__DIRECTIONS FOR THIS TASK__.
Determine how many lines of the data below contain "Wise", then give only that number.

__ITEMS__.
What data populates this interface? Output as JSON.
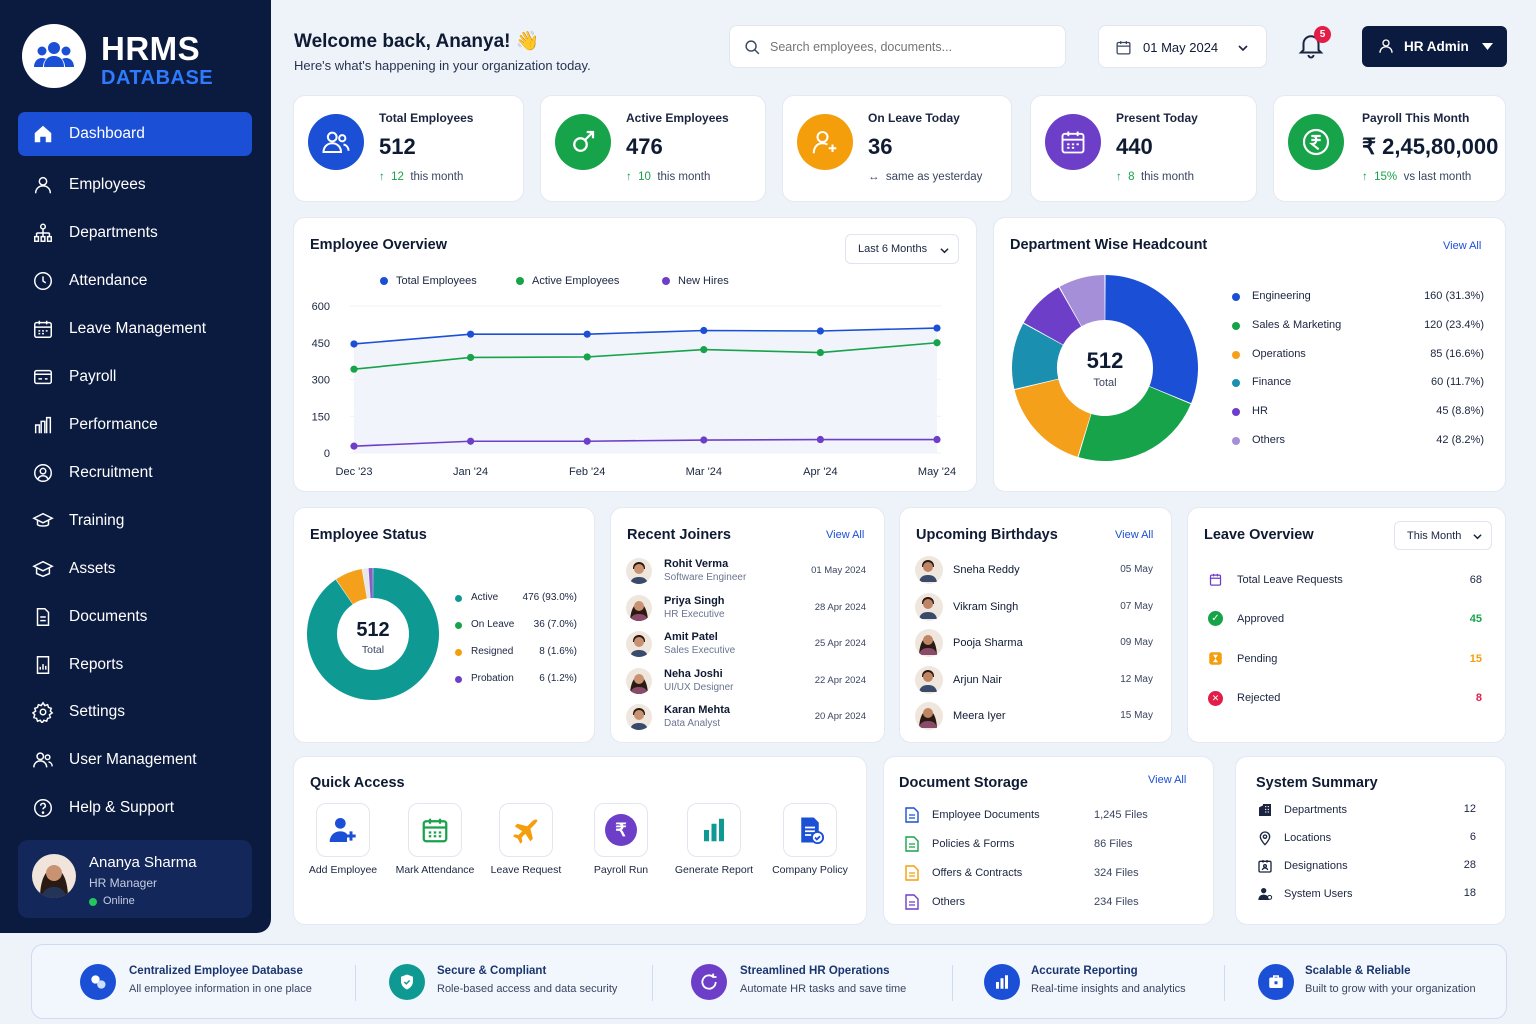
{
  "brand": {
    "title": "HRMS",
    "subtitle": "DATABASE"
  },
  "sidebar": {
    "items": [
      {
        "label": "Dashboard"
      },
      {
        "label": "Employees"
      },
      {
        "label": "Departments"
      },
      {
        "label": "Attendance"
      },
      {
        "label": "Leave Management"
      },
      {
        "label": "Payroll"
      },
      {
        "label": "Performance"
      },
      {
        "label": "Recruitment"
      },
      {
        "label": "Training"
      },
      {
        "label": "Assets"
      },
      {
        "label": "Documents"
      },
      {
        "label": "Reports"
      },
      {
        "label": "Settings"
      },
      {
        "label": "User Management"
      },
      {
        "label": "Help & Support"
      }
    ],
    "profile": {
      "name": "Ananya Sharma",
      "role": "HR Manager",
      "status": "Online"
    }
  },
  "header": {
    "welcome": "Welcome back, Ananya! 👋",
    "subtitle": "Here's what's happening in your organization today.",
    "search_placeholder": "Search employees, documents...",
    "date": "01 May 2024",
    "notifications": "5",
    "user": "HR Admin"
  },
  "stats": [
    {
      "title": "Total Employees",
      "value": "512",
      "delta": "12",
      "note": "this month",
      "color": "#1a4fd6"
    },
    {
      "title": "Active Employees",
      "value": "476",
      "delta": "10",
      "note": "this month",
      "color": "#17a34a"
    },
    {
      "title": "On Leave Today",
      "value": "36",
      "delta": "",
      "note": "same as yesterday",
      "color": "#f59e0b"
    },
    {
      "title": "Present Today",
      "value": "440",
      "delta": "8",
      "note": "this month",
      "color": "#6d3fc9"
    },
    {
      "title": "Payroll This Month",
      "value": "₹ 2,45,80,000",
      "delta": "15%",
      "note": "vs last month",
      "color": "#17a34a"
    }
  ],
  "overview": {
    "title": "Employee Overview",
    "range": "Last 6 Months",
    "legend": [
      "Total Employees",
      "Active Employees",
      "New Hires"
    ]
  },
  "chart_data": [
    {
      "type": "line",
      "title": "Employee Overview",
      "x": [
        "Dec '23",
        "Jan '24",
        "Feb '24",
        "Mar '24",
        "Apr '24",
        "May '24"
      ],
      "ylim": [
        0,
        600
      ],
      "yticks": [
        "600",
        "450",
        "300",
        "150",
        "0"
      ],
      "series": [
        {
          "name": "Total Employees",
          "values": [
            445,
            485,
            485,
            500,
            498,
            510
          ],
          "color": "#1a4fd6"
        },
        {
          "name": "Active Employees",
          "values": [
            342,
            390,
            392,
            422,
            410,
            450
          ],
          "color": "#17a34a"
        },
        {
          "name": "New Hires",
          "values": [
            28,
            48,
            48,
            53,
            55,
            55
          ],
          "color": "#6d3fc9"
        }
      ]
    },
    {
      "type": "pie",
      "title": "Department Wise Headcount",
      "total": "512",
      "total_label": "Total",
      "labels": [
        "Engineering",
        "Sales & Marketing",
        "Operations",
        "Finance",
        "HR",
        "Others"
      ],
      "values": [
        160,
        120,
        85,
        60,
        45,
        42
      ],
      "display": [
        "160 (31.3%)",
        "120 (23.4%)",
        "85 (16.6%)",
        "60 (11.7%)",
        "45 (8.8%)",
        "42 (8.2%)"
      ],
      "colors": [
        "#1a4fd6",
        "#17a34a",
        "#f5a01a",
        "#1a8fb0",
        "#6d3fc9",
        "#a58fd8"
      ]
    },
    {
      "type": "pie",
      "title": "Employee Status",
      "total": "512",
      "total_label": "Total",
      "labels": [
        "Active",
        "On Leave",
        "Resigned",
        "Probation"
      ],
      "values": [
        476,
        36,
        8,
        6
      ],
      "display": [
        "476 (93.0%)",
        "36 (7.0%)",
        "8 (1.6%)",
        "6 (1.2%)"
      ],
      "colors": [
        "#0e9a93",
        "#f5a01a",
        "#e5e7eb",
        "#8b5cc9"
      ]
    }
  ],
  "dept": {
    "title": "Department Wise Headcount",
    "view_all": "View All"
  },
  "status": {
    "title": "Employee Status"
  },
  "joiners": {
    "title": "Recent Joiners",
    "view_all": "View All",
    "items": [
      {
        "name": "Rohit Verma",
        "role": "Software Engineer",
        "date": "01 May 2024"
      },
      {
        "name": "Priya Singh",
        "role": "HR Executive",
        "date": "28 Apr 2024"
      },
      {
        "name": "Amit Patel",
        "role": "Sales Executive",
        "date": "25 Apr 2024"
      },
      {
        "name": "Neha Joshi",
        "role": "UI/UX Designer",
        "date": "22 Apr 2024"
      },
      {
        "name": "Karan Mehta",
        "role": "Data Analyst",
        "date": "20 Apr 2024"
      }
    ]
  },
  "birthdays": {
    "title": "Upcoming Birthdays",
    "view_all": "View All",
    "items": [
      {
        "name": "Sneha Reddy",
        "date": "05 May"
      },
      {
        "name": "Vikram Singh",
        "date": "07 May"
      },
      {
        "name": "Pooja Sharma",
        "date": "09 May"
      },
      {
        "name": "Arjun Nair",
        "date": "12 May"
      },
      {
        "name": "Meera Iyer",
        "date": "15 May"
      }
    ]
  },
  "leave": {
    "title": "Leave Overview",
    "range": "This Month",
    "items": [
      {
        "label": "Total Leave Requests",
        "value": "68",
        "color": "#0f1a33"
      },
      {
        "label": "Approved",
        "value": "45",
        "color": "#17a34a"
      },
      {
        "label": "Pending",
        "value": "15",
        "color": "#f59e0b"
      },
      {
        "label": "Rejected",
        "value": "8",
        "color": "#e11d48"
      }
    ]
  },
  "quick": {
    "title": "Quick Access",
    "items": [
      {
        "label": "Add Employee"
      },
      {
        "label": "Mark Attendance"
      },
      {
        "label": "Leave Request"
      },
      {
        "label": "Payroll Run"
      },
      {
        "label": "Generate Report"
      },
      {
        "label": "Company Policy"
      }
    ]
  },
  "storage": {
    "title": "Document Storage",
    "view_all": "View All",
    "items": [
      {
        "label": "Employee Documents",
        "value": "1,245 Files"
      },
      {
        "label": "Policies & Forms",
        "value": "86 Files"
      },
      {
        "label": "Offers & Contracts",
        "value": "324 Files"
      },
      {
        "label": "Others",
        "value": "234 Files"
      }
    ]
  },
  "summary": {
    "title": "System Summary",
    "items": [
      {
        "label": "Departments",
        "value": "12"
      },
      {
        "label": "Locations",
        "value": "6"
      },
      {
        "label": "Designations",
        "value": "28"
      },
      {
        "label": "System Users",
        "value": "18"
      }
    ]
  },
  "features": [
    {
      "title": "Centralized Employee Database",
      "sub": "All employee information in one place"
    },
    {
      "title": "Secure & Compliant",
      "sub": "Role-based access and data security"
    },
    {
      "title": "Streamlined HR Operations",
      "sub": "Automate HR tasks and save time"
    },
    {
      "title": "Accurate Reporting",
      "sub": "Real-time insights and analytics"
    },
    {
      "title": "Scalable & Reliable",
      "sub": "Built to grow with your organization"
    }
  ]
}
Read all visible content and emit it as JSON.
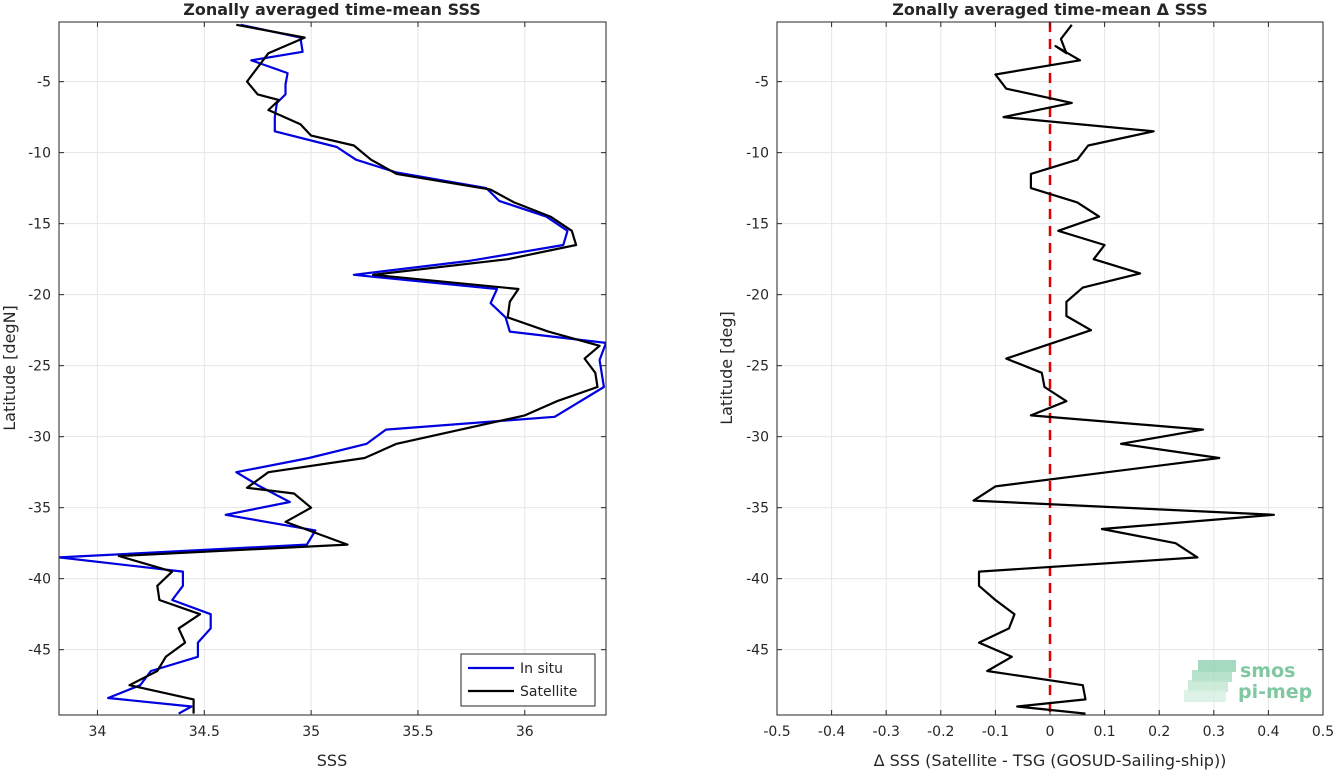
{
  "colors": {
    "in_situ": "#0000e0",
    "satellite": "#000000",
    "zero_line": "#e00000",
    "grid": "#e6e6e6",
    "axis": "#262626",
    "logo": "#7fc8a0"
  },
  "logo": {
    "line1": "smos",
    "line2": "pi-mep"
  },
  "chart_data": [
    {
      "type": "line",
      "title": "Zonally averaged time-mean SSS",
      "xlabel": "SSS",
      "ylabel": "Latitude [degN]",
      "xlim": [
        33.82,
        36.38
      ],
      "ylim": [
        -49.6,
        -0.8
      ],
      "xticks": [
        34,
        34.5,
        35,
        35.5,
        36
      ],
      "xtick_labels": [
        "34",
        "34.5",
        "35",
        "35.5",
        "36"
      ],
      "yticks": [
        -5,
        -10,
        -15,
        -20,
        -25,
        -30,
        -35,
        -40,
        -45
      ],
      "ytick_labels": [
        "-5",
        "-10",
        "-15",
        "-20",
        "-25",
        "-30",
        "-35",
        "-40",
        "-45"
      ],
      "grid": true,
      "legend": {
        "position": "bottom-right",
        "entries": [
          "In situ",
          "Satellite"
        ]
      },
      "series": [
        {
          "name": "In situ",
          "color": "#0000e0",
          "points": [
            [
              34.67,
              -1.0
            ],
            [
              34.95,
              -1.9
            ],
            [
              34.96,
              -2.9
            ],
            [
              34.72,
              -3.5
            ],
            [
              34.89,
              -4.4
            ],
            [
              34.88,
              -5.2
            ],
            [
              34.88,
              -5.9
            ],
            [
              34.84,
              -6.5
            ],
            [
              34.83,
              -7.5
            ],
            [
              34.83,
              -8.5
            ],
            [
              35.12,
              -9.6
            ],
            [
              35.21,
              -10.5
            ],
            [
              35.4,
              -11.4
            ],
            [
              35.82,
              -12.5
            ],
            [
              35.88,
              -13.4
            ],
            [
              36.1,
              -14.5
            ],
            [
              36.2,
              -15.5
            ],
            [
              36.18,
              -16.5
            ],
            [
              35.75,
              -17.6
            ],
            [
              35.2,
              -18.6
            ],
            [
              35.87,
              -19.6
            ],
            [
              35.84,
              -20.6
            ],
            [
              35.91,
              -21.6
            ],
            [
              35.93,
              -22.6
            ],
            [
              36.38,
              -23.4
            ],
            [
              36.35,
              -24.6
            ],
            [
              36.37,
              -26.5
            ],
            [
              36.14,
              -28.6
            ],
            [
              35.35,
              -29.5
            ],
            [
              35.26,
              -30.5
            ],
            [
              34.99,
              -31.5
            ],
            [
              34.65,
              -32.5
            ],
            [
              34.76,
              -33.5
            ],
            [
              34.9,
              -34.6
            ],
            [
              34.6,
              -35.5
            ],
            [
              35.02,
              -36.6
            ],
            [
              34.98,
              -37.6
            ],
            [
              33.82,
              -38.5
            ],
            [
              34.4,
              -39.5
            ],
            [
              34.4,
              -40.5
            ],
            [
              34.35,
              -41.5
            ],
            [
              34.53,
              -42.5
            ],
            [
              34.53,
              -43.5
            ],
            [
              34.47,
              -44.5
            ],
            [
              34.47,
              -45.5
            ],
            [
              34.25,
              -46.5
            ],
            [
              34.2,
              -47.5
            ],
            [
              34.05,
              -48.4
            ],
            [
              34.44,
              -49.0
            ],
            [
              34.38,
              -49.5
            ]
          ]
        },
        {
          "name": "Satellite",
          "color": "#000000",
          "points": [
            [
              34.65,
              -1.0
            ],
            [
              34.97,
              -1.9
            ],
            [
              34.8,
              -3.0
            ],
            [
              34.75,
              -4.0
            ],
            [
              34.7,
              -5.0
            ],
            [
              34.75,
              -5.9
            ],
            [
              34.85,
              -6.3
            ],
            [
              34.8,
              -7.0
            ],
            [
              34.95,
              -8.0
            ],
            [
              35.0,
              -8.8
            ],
            [
              35.2,
              -9.5
            ],
            [
              35.28,
              -10.5
            ],
            [
              35.4,
              -11.5
            ],
            [
              35.84,
              -12.6
            ],
            [
              35.95,
              -13.5
            ],
            [
              36.12,
              -14.5
            ],
            [
              36.22,
              -15.5
            ],
            [
              36.24,
              -16.5
            ],
            [
              35.92,
              -17.5
            ],
            [
              35.29,
              -18.6
            ],
            [
              35.97,
              -19.6
            ],
            [
              35.93,
              -20.5
            ],
            [
              35.92,
              -21.6
            ],
            [
              36.11,
              -22.6
            ],
            [
              36.35,
              -23.6
            ],
            [
              36.28,
              -24.5
            ],
            [
              36.33,
              -25.5
            ],
            [
              36.34,
              -26.5
            ],
            [
              36.15,
              -27.5
            ],
            [
              36.0,
              -28.5
            ],
            [
              35.4,
              -30.5
            ],
            [
              35.25,
              -31.5
            ],
            [
              34.8,
              -32.5
            ],
            [
              34.7,
              -33.6
            ],
            [
              34.92,
              -34.0
            ],
            [
              35.0,
              -35.0
            ],
            [
              34.88,
              -36.0
            ],
            [
              35.17,
              -37.6
            ],
            [
              34.1,
              -38.4
            ],
            [
              34.35,
              -39.5
            ],
            [
              34.28,
              -40.5
            ],
            [
              34.29,
              -41.5
            ],
            [
              34.48,
              -42.5
            ],
            [
              34.38,
              -43.5
            ],
            [
              34.41,
              -44.5
            ],
            [
              34.32,
              -45.5
            ],
            [
              34.28,
              -46.5
            ],
            [
              34.15,
              -47.5
            ],
            [
              34.45,
              -48.5
            ],
            [
              34.45,
              -49.5
            ]
          ]
        }
      ]
    },
    {
      "type": "line",
      "title": "Zonally averaged time-mean Δ SSS",
      "xlabel": "Δ SSS (Satellite - TSG (GOSUD-Sailing-ship))",
      "ylabel": "Latitude [deg]",
      "xlim": [
        -0.5,
        0.5
      ],
      "ylim": [
        -49.6,
        -0.8
      ],
      "xticks": [
        -0.5,
        -0.4,
        -0.3,
        -0.2,
        -0.1,
        0,
        0.1,
        0.2,
        0.3,
        0.4,
        0.5
      ],
      "xtick_labels": [
        "-0.5",
        "-0.4",
        "-0.3",
        "-0.2",
        "-0.1",
        "0",
        "0.1",
        "0.2",
        "0.3",
        "0.4",
        "0.5"
      ],
      "yticks": [
        -5,
        -10,
        -15,
        -20,
        -25,
        -30,
        -35,
        -40,
        -45
      ],
      "ytick_labels": [
        "-5",
        "-10",
        "-15",
        "-20",
        "-25",
        "-30",
        "-35",
        "-40",
        "-45"
      ],
      "grid": true,
      "reference_line": {
        "x": 0,
        "style": "dashed",
        "color": "#e00000"
      },
      "series": [
        {
          "color": "#000000",
          "points": [
            [
              0.04,
              -1.0
            ],
            [
              0.02,
              -2.0
            ],
            [
              0.03,
              -3.0
            ],
            [
              0.01,
              -2.5
            ],
            [
              0.055,
              -3.5
            ],
            [
              -0.1,
              -4.5
            ],
            [
              -0.08,
              -5.5
            ],
            [
              0.04,
              -6.5
            ],
            [
              -0.085,
              -7.5
            ],
            [
              0.19,
              -8.5
            ],
            [
              0.07,
              -9.5
            ],
            [
              0.05,
              -10.5
            ],
            [
              -0.035,
              -11.5
            ],
            [
              -0.035,
              -12.5
            ],
            [
              0.05,
              -13.5
            ],
            [
              0.09,
              -14.5
            ],
            [
              0.015,
              -15.5
            ],
            [
              0.1,
              -16.5
            ],
            [
              0.08,
              -17.5
            ],
            [
              0.165,
              -18.5
            ],
            [
              0.06,
              -19.5
            ],
            [
              0.03,
              -20.5
            ],
            [
              0.03,
              -21.5
            ],
            [
              0.075,
              -22.5
            ],
            [
              -0.08,
              -24.5
            ],
            [
              -0.015,
              -25.5
            ],
            [
              -0.01,
              -26.5
            ],
            [
              0.03,
              -27.5
            ],
            [
              -0.035,
              -28.5
            ],
            [
              0.28,
              -29.5
            ],
            [
              0.13,
              -30.5
            ],
            [
              0.31,
              -31.5
            ],
            [
              -0.1,
              -33.5
            ],
            [
              -0.14,
              -34.5
            ],
            [
              0.41,
              -35.5
            ],
            [
              0.095,
              -36.5
            ],
            [
              0.23,
              -37.5
            ],
            [
              0.27,
              -38.5
            ],
            [
              -0.13,
              -39.5
            ],
            [
              -0.13,
              -40.5
            ],
            [
              -0.1,
              -41.5
            ],
            [
              -0.065,
              -42.5
            ],
            [
              -0.075,
              -43.5
            ],
            [
              -0.13,
              -44.5
            ],
            [
              -0.07,
              -45.5
            ],
            [
              -0.115,
              -46.5
            ],
            [
              0.06,
              -47.5
            ],
            [
              0.065,
              -48.5
            ],
            [
              -0.06,
              -49.0
            ],
            [
              0.065,
              -49.5
            ]
          ]
        }
      ]
    }
  ]
}
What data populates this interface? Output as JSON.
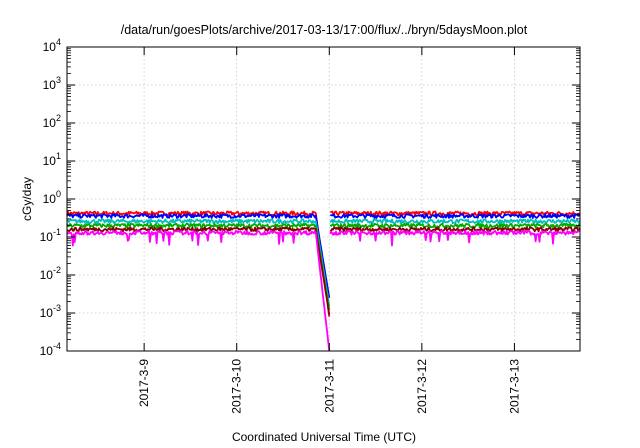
{
  "chart_data": {
    "type": "line",
    "title": "/data/run/goesPlots/archive/2017-03-13/17:00/flux/../bryn/5daysMoon.plot",
    "xlabel": "Coordinated Universal Time (UTC)",
    "ylabel": "cGy/day",
    "y_scale": "log",
    "ylim": [
      0.0001,
      10000
    ],
    "xlim": [
      "2017-03-08 04:00",
      "2017-03-13 17:00"
    ],
    "grid": true,
    "legend": "none",
    "x_tick_labels": [
      "2017-3-9",
      "2017-3-10",
      "2017-3-11",
      "2017-3-12",
      "2017-3-13"
    ],
    "y_ticks": [
      {
        "base": "10",
        "exp": "-4"
      },
      {
        "base": "10",
        "exp": "-3"
      },
      {
        "base": "10",
        "exp": "-2"
      },
      {
        "base": "10",
        "exp": "-1"
      },
      {
        "base": "10",
        "exp": "0"
      },
      {
        "base": "10",
        "exp": "1"
      },
      {
        "base": "10",
        "exp": "2"
      },
      {
        "base": "10",
        "exp": "3"
      },
      {
        "base": "10",
        "exp": "4"
      }
    ],
    "series": [
      {
        "color": "#ff0000",
        "level": 0.42,
        "dip_low": 0.0008
      },
      {
        "color": "#0000ff",
        "level": 0.36,
        "dip_low": 0.0025
      },
      {
        "color": "#00bfbf",
        "level": 0.26,
        "dip_low": 0.0015
      },
      {
        "color": "#00aa00",
        "level": 0.2,
        "dip_low": 0.0012
      },
      {
        "color": "#8b0000",
        "level": 0.16,
        "dip_low": 0.0009
      },
      {
        "color": "#ff00ff",
        "level": 0.13,
        "dip_low": 0.0001
      }
    ],
    "data_gap": {
      "start": "2017-03-10 20:00",
      "end": "2017-03-11 00:00"
    },
    "dip": {
      "start": "2017-03-10 20:30",
      "min": "2017-03-11 00:00"
    }
  }
}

__RESPONSE__.
2